#### [WHAT YOU SHOULD DO]
Show every line containing "name" by copying it.

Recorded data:
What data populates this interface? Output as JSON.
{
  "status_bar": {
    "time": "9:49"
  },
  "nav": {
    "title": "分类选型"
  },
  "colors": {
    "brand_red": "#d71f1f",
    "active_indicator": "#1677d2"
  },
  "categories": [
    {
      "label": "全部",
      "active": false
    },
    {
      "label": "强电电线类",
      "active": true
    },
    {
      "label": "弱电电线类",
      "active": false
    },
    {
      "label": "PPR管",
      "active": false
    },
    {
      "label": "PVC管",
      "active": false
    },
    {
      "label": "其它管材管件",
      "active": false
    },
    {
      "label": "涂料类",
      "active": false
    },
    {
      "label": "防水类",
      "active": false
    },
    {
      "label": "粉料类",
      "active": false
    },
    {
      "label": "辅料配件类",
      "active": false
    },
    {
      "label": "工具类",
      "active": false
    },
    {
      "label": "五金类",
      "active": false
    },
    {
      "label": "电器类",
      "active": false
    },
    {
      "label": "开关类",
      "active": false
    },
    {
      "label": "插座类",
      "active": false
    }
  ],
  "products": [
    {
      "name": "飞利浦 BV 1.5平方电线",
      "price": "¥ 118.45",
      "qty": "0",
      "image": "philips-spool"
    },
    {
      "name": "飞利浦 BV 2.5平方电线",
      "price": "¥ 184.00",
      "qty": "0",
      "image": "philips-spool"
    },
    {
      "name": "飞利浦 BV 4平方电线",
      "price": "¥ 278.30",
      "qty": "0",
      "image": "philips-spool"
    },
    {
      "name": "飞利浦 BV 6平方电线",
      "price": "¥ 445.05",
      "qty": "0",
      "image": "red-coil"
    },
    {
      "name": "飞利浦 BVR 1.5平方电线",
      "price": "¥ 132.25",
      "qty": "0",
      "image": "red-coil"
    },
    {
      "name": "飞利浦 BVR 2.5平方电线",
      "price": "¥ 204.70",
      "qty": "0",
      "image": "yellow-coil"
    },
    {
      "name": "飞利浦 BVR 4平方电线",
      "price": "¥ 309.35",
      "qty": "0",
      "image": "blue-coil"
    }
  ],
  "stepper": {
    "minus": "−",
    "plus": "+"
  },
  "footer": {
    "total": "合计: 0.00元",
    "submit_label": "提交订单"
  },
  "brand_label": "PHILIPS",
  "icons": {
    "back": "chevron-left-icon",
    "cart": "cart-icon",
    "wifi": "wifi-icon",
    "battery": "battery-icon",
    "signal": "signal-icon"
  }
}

#### [CORRECT RESULT]
      "name": "飞利浦 BV 1.5平方电线",
      "name": "飞利浦 BV 2.5平方电线",
      "name": "飞利浦 BV 4平方电线",
      "name": "飞利浦 BV 6平方电线",
      "name": "飞利浦 BVR 1.5平方电线",
      "name": "飞利浦 BVR 2.5平方电线",
      "name": "飞利浦 BVR 4平方电线",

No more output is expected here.